Excerpt to read:
** Start **

Indy Parks and the city's Office of Sustainability are talking about possibly allowing hunting to thin out the deer population, which they contend is causing the demise of wildflowers and other vegetation.
The office commissioned a study from an ecologist at Purdue University which, according to spokesman Scott Manning, showed the deer population as being ten times larger than normal at Eagle Creek.
The leader of the Indiana Animal Rights Alliance is skeptical, "because there is only one true method to know how many deer you have in an area, and that's to do an aerial count. From what I gather, they have not done that," said Joel Kerr, the Alliance's executive director.
While other methods of controlling the deer population could be used, such as contraception, hunting is used to cull deer at state parks, and the state's Department of Natural Resources says it is the most effective method.

** End **

Requirements:
1. Retype the Eagle Creek deer passage word for word, starting with "The leader of" and going on through "Alliance's executive director.".
2. In the Eagle Creek deer passage, shorten the paragraph that begins "The office commissioned a study" while keeping its main facts.
3. Write what comes next in the Eagle Creek deer passage, picking up after its final sentence.

Record set:
** Start **

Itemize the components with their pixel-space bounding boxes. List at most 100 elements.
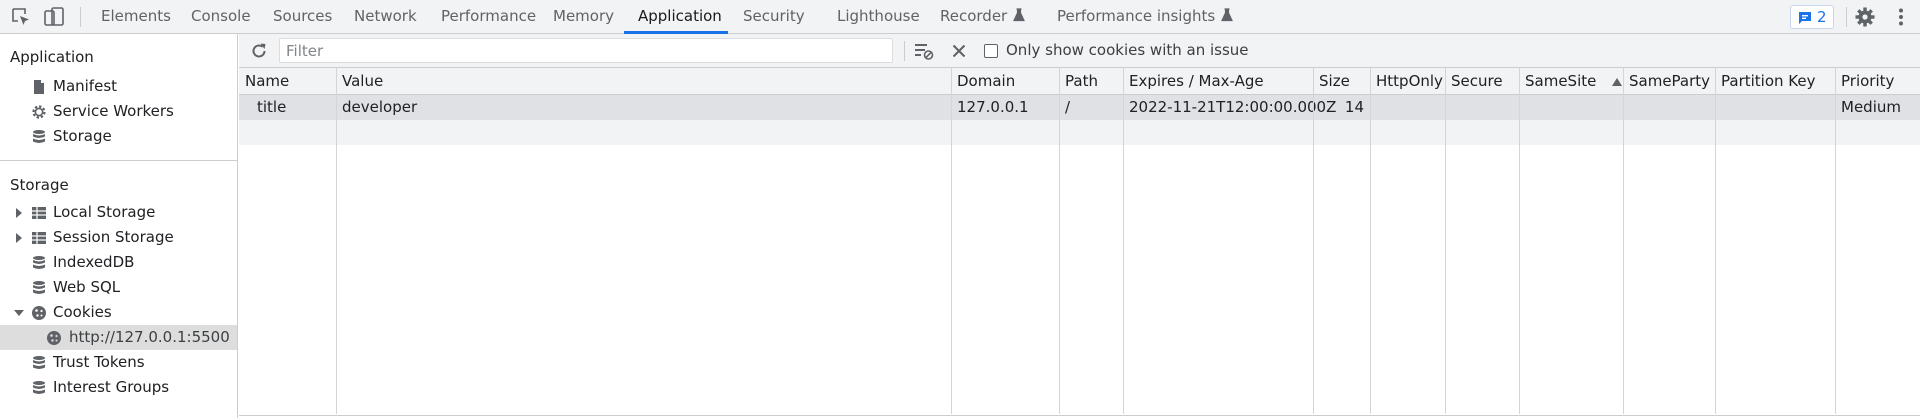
sidebar-item-label: Manifest	[53, 77, 118, 95]
cookie-icon	[31, 305, 47, 321]
sidebar-item-label: Storage	[53, 127, 112, 145]
tab-memory[interactable]: Memory	[553, 0, 614, 34]
sidebar-item-manifest[interactable]: Manifest	[0, 74, 237, 99]
cookies-table: Name Value Domain Path Expires / Max-Age…	[239, 68, 1920, 416]
cell-name: title	[257, 98, 287, 116]
column-divider	[1313, 68, 1314, 414]
column-divider	[1370, 68, 1371, 414]
expand-arrow-icon[interactable]	[16, 233, 22, 243]
tab-performance-insights[interactable]: Performance insights	[1057, 0, 1234, 34]
refresh-icon[interactable]	[249, 41, 269, 61]
column-header-priority[interactable]: Priority	[1835, 68, 1894, 95]
column-header-samesite[interactable]: SameSite	[1519, 68, 1596, 95]
sidebar-item-interest-groups[interactable]: Interest Groups	[0, 375, 237, 400]
tab-network[interactable]: Network	[354, 0, 417, 34]
column-header-domain[interactable]: Domain	[951, 68, 1015, 95]
only-issues-checkbox[interactable]	[984, 44, 998, 58]
database-icon	[31, 280, 47, 296]
sidebar-item-label: Local Storage	[53, 203, 156, 221]
column-divider	[951, 68, 952, 414]
sidebar-item-web-sql[interactable]: Web SQL	[0, 275, 237, 300]
column-divider	[1835, 68, 1836, 414]
column-header-name[interactable]: Name	[239, 68, 289, 95]
tab-application[interactable]: Application	[638, 0, 722, 34]
column-header-value[interactable]: Value	[336, 68, 383, 95]
tab-performance[interactable]: Performance	[441, 0, 536, 34]
column-header-httponly[interactable]: HttpOnly	[1370, 68, 1443, 95]
tab-console[interactable]: Console	[191, 0, 251, 34]
table-row[interactable]: title developer 127.0.0.1 / 2022-11-21T1…	[239, 95, 1920, 120]
section-heading-storage: Storage	[10, 176, 69, 194]
sidebar-item-local-storage[interactable]: Local Storage	[0, 200, 237, 225]
sidebar-item-label: Cookies	[53, 303, 112, 321]
sidebar-item-indexeddb[interactable]: IndexedDB	[0, 250, 237, 275]
sidebar-item-storage[interactable]: Storage	[0, 124, 237, 149]
issues-count: 2	[1817, 8, 1827, 26]
application-sidebar: Application Manifest Service Workers Sto…	[0, 34, 238, 418]
expand-arrow-icon[interactable]	[16, 208, 22, 218]
column-divider	[1519, 68, 1520, 414]
sidebar-item-session-storage[interactable]: Session Storage	[0, 225, 237, 250]
collapse-arrow-icon[interactable]	[14, 310, 24, 316]
cell-path: /	[1065, 98, 1071, 116]
column-header-path[interactable]: Path	[1059, 68, 1098, 95]
column-header-secure[interactable]: Secure	[1445, 68, 1503, 95]
clear-filtered-cookies-icon[interactable]	[913, 41, 934, 61]
sidebar-divider	[0, 160, 238, 161]
settings-gear-icon[interactable]	[1854, 6, 1876, 28]
cookies-toolbar: Only show cookies with an issue	[239, 34, 1920, 68]
issue-message-icon	[1797, 10, 1813, 30]
grid-icon	[31, 205, 47, 221]
sidebar-item-cookies[interactable]: Cookies	[0, 300, 237, 325]
sidebar-item-label: http://127.0.0.1:5500	[69, 328, 230, 346]
cell-domain: 127.0.0.1	[957, 98, 1029, 116]
filter-input[interactable]	[280, 39, 892, 62]
devtools-tab-bar: Elements Console Sources Network Perform…	[0, 0, 1920, 34]
column-header-expires[interactable]: Expires / Max-Age	[1123, 68, 1264, 95]
sidebar-item-service-workers[interactable]: Service Workers	[0, 99, 237, 124]
table-header: Name Value Domain Path Expires / Max-Age…	[239, 68, 1920, 95]
tab-security[interactable]: Security	[743, 0, 805, 34]
column-divider	[1715, 68, 1716, 414]
sidebar-item-label: Interest Groups	[53, 378, 170, 396]
issues-counter-button[interactable]: 2	[1790, 5, 1834, 29]
cell-value: developer	[342, 98, 418, 116]
section-heading-application: Application	[10, 48, 94, 66]
cookie-icon	[46, 330, 62, 346]
tab-recorder-label: Recorder	[940, 7, 1008, 25]
database-icon	[31, 255, 47, 271]
grid-icon	[31, 230, 47, 246]
toolbar-divider	[80, 7, 81, 27]
tab-recorder[interactable]: Recorder	[940, 0, 1026, 34]
clear-all-cookies-icon[interactable]	[949, 41, 969, 61]
inspect-element-icon[interactable]	[10, 6, 32, 28]
sidebar-item-label: IndexedDB	[53, 253, 135, 271]
gear-icon	[31, 104, 47, 120]
sidebar-item-trust-tokens[interactable]: Trust Tokens	[0, 350, 237, 375]
column-header-sameparty[interactable]: SameParty	[1623, 68, 1710, 95]
tab-lighthouse[interactable]: Lighthouse	[837, 0, 920, 34]
filter-input-wrapper	[279, 38, 893, 63]
column-divider	[1623, 68, 1624, 414]
column-divider	[1059, 68, 1060, 414]
more-options-icon[interactable]	[1890, 6, 1912, 28]
only-issues-label[interactable]: Only show cookies with an issue	[1006, 41, 1249, 59]
tab-elements[interactable]: Elements	[101, 0, 171, 34]
sidebar-item-label: Web SQL	[53, 278, 121, 296]
column-divider	[1123, 68, 1124, 414]
cell-expires: 2022-11-21T12:00:00.000Z	[1129, 98, 1337, 116]
cell-priority: Medium	[1841, 98, 1901, 116]
device-toggle-icon[interactable]	[43, 6, 65, 28]
toolbar-divider	[1846, 7, 1847, 27]
database-icon	[31, 355, 47, 371]
toolbar-divider	[904, 41, 905, 61]
empty-table-row[interactable]	[239, 120, 1920, 145]
sidebar-item-label: Service Workers	[53, 102, 174, 120]
document-icon	[31, 79, 47, 95]
tab-sources[interactable]: Sources	[273, 0, 332, 34]
cell-size: 14	[1344, 98, 1364, 116]
sidebar-item-label: Trust Tokens	[53, 353, 145, 371]
column-header-size[interactable]: Size	[1313, 68, 1350, 95]
sidebar-item-cookie-origin[interactable]: http://127.0.0.1:5500	[0, 325, 237, 350]
column-header-partition-key[interactable]: Partition Key	[1715, 68, 1815, 95]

** End **

Answers for this exercise:
1.
The leader of the Indiana Animal Rights Alliance is skeptical, "because there is only one true method to know how many deer you have in an area, and that's to do an aerial count. From what I gather, they have not done that," said Joel Kerr, the Alliance's executive director.

2. A Purdue University ecologist, commissioned by the office, found the deer population at Eagle Creek to be ten times larger than normal, according to spokesman Scott Manning.

3.
"We don't agree with them using it at state parks, either," said Kerr, adding that he believes this is more about the whims of what a handful of people want to see. "What this boils down to is that (the deer) are eating vegetation and wildflowers that people like to look at, so we want to kill them. That makes no sense."
Manning says the disappearance of wildflowers and other plants that are native to Eagle Creek Park is leading to non-native species of plants taking over, which throws the park's ecology out of balance.
Hunting on any city-owned park is illegal, so any plan to allow deer hunts at Eagle Creek Park would have to be approved by both the Parks and Recreation Board and by the City-County Council.